Using the information:
a - According to the passage on outlaw George "Bitter Creek" Newcomb, how old was he when he started working as a cowboy?
b - Write out the passage on outlaw George "Bitter Creek" Newcomb word for word, from "American Old West outlaw" up to and including "Wild Bunch gang.".

Extracted text:
American Old West outlaw

George "Bitter Creek" Newcomb (1866 – May 2, 1895) was an American outlaw of the American Old West. Initially a member of the Dalton Gang, he was deemed "too wild" by Bob Dalton and subsequently joined Bill Doolin in forming the Wild Bunch gang.

==Early life and career==
Newcomb was born near Fort Scott, Kansas in 1866. From a poor family, he began working as a cowboy early in life, at the age of 12. Newcomb's first job was on the "Long S Ranch", owned by C.C. Slaughter. Circa 1892, he drifted into the Oklahoma Territory, where he met Bill Doolin.

The Wild Bunch held its origins in the Dalton Gang, of which Newcomb, Doolin, and Charley Pierce were members. They took part in the botched train robbery in Adair, Oklahoma Territory, on July 15, 1892, in which two guards and two townsmen, both doctors, were wounded, one of the doctors dying the next day. Doolin, Newcomb, and Pierce complained that Bob was not dividing money fairly amongst the gang and left in protest, but would later return. According to some accounts, Bob Dalton told Doolin, Newcomb, and Pierce that he no longer needed them. Doolin and his friends returned to their hideout in Ingalls, Oklahoma Territory. On October 5, the remaining members of the Dalton Gang would be killed (except Emmett who survived despite being shot 27 times) in Coffeyville, Kansas.

Doolin organized his own gang in 1893, calling them the Wild Bunch, from the remains of the original Dalton Gang with Newcomb as a member. Bill Dalton later also joined the group, and they became known as the Doolin-Dalton Gang. Newcomb also began a romantic relationship with a 14-year-old girl named Rose Dunn; she had four brothers who were outlaws and knew Newcomb, though they later became bounty hunters, calling themselves the Dunn Brothers. By 1895, Newcomb was a fugitive with a $5,000 reward on him, dead or alive. Rose Dunn traveled with him, since she could easily go into a town to purchase supplies.

The gang often took refuge in the town of Ingalls, Oklahoma, which was frequented by numerous outlaw gangs of the day, and in which the local residents often defended the outlaws and assisted in hiding them from lawmen, due to the outlaws contributing greatly to the local economy. In one shootout with lawmen in Ingalls, called the Battle of Ingalls, during which three lawmen and three outlaws were shot, Rose Dunn was alleged to have helped save Newcomb's life after he had been wounded, by running through the gun-battle bringing him extra ammunition, and firing a rifle at lawmen while he reloaded his pistols. However, that is believed to be legend, and by the US Marshals' account, Newcomb fought less than admirably, firing at most two shots before being wounded and fleeing. After several shootouts with lawmen, Newcomb fled with outlaw Charley Pierce to a hideout near Norman, Oklahoma, both of them having been wounded in the Ingalls shootout with US Marshals.

Data:

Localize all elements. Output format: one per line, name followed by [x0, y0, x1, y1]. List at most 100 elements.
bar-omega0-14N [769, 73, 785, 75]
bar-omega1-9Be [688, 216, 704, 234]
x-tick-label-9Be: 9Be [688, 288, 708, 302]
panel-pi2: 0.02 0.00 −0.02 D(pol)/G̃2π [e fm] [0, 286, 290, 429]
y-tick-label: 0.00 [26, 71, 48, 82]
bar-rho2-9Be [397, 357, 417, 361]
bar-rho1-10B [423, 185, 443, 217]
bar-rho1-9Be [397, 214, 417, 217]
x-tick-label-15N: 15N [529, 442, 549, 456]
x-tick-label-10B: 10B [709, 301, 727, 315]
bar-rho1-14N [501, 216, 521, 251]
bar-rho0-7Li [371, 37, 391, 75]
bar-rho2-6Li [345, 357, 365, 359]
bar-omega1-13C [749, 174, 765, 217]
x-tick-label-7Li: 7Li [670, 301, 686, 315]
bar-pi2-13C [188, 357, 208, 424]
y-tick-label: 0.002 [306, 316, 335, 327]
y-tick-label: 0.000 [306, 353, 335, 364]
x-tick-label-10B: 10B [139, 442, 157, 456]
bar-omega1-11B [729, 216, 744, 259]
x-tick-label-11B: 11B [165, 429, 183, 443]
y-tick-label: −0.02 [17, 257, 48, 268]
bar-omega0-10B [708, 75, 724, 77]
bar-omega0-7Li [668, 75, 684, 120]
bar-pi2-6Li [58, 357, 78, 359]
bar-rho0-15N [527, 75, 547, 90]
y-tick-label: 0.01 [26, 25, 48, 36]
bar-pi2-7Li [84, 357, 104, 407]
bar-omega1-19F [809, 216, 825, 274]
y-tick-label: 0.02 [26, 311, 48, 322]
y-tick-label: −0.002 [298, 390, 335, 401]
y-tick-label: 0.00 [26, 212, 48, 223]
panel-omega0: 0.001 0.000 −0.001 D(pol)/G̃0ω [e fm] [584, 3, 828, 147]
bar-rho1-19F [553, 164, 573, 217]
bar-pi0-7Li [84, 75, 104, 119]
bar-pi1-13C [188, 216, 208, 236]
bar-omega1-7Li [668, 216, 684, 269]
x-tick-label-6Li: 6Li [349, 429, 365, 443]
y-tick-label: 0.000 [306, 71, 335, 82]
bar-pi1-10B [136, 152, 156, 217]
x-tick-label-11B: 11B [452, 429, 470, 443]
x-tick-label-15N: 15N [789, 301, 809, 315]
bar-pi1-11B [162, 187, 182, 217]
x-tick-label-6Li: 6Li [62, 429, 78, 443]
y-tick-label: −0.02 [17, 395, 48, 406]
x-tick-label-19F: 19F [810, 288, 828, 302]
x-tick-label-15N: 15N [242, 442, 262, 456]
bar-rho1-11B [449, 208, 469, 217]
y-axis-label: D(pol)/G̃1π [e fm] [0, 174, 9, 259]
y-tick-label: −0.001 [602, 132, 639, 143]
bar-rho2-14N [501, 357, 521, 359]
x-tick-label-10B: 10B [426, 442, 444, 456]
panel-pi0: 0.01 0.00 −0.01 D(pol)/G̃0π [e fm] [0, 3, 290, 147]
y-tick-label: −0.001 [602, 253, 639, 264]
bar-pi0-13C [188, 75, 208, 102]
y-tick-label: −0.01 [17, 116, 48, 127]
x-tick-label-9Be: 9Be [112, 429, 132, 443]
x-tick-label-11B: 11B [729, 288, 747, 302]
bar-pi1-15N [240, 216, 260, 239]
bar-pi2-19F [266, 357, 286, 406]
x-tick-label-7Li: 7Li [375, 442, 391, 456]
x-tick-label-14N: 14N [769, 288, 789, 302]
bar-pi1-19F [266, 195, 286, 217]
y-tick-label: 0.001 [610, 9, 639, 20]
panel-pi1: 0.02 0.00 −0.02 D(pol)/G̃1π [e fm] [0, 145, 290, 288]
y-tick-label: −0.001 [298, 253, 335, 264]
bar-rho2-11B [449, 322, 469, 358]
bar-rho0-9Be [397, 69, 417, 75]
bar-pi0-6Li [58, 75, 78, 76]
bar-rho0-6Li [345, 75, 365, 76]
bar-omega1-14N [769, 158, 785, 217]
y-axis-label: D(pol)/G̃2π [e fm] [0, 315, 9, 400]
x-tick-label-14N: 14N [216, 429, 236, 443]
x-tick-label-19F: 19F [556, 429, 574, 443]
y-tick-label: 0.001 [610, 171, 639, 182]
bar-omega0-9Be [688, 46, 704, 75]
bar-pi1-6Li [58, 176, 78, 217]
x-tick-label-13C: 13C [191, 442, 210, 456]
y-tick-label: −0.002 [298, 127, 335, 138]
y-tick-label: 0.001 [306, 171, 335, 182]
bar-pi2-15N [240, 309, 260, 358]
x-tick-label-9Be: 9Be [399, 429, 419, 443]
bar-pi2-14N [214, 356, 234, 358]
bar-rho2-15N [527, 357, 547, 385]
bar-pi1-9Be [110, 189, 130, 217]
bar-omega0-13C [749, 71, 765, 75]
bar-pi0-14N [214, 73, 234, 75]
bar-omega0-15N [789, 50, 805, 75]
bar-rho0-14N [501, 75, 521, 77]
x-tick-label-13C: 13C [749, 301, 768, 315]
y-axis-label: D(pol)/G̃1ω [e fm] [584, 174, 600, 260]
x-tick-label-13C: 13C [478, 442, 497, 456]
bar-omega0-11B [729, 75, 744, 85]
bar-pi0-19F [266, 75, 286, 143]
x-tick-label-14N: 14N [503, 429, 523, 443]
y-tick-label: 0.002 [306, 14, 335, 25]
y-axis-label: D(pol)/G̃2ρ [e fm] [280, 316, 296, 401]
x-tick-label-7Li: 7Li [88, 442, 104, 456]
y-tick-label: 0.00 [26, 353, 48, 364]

Solutions to each task:
a - He was 12.

b -
American Old West outlaw

George "Bitter Creek" Newcomb (1866 – May 2, 1895) was an American outlaw of the American Old West. Initially a member of the Dalton Gang, he was deemed "too wild" by Bob Dalton and subsequently joined Bill Doolin in forming the Wild Bunch gang.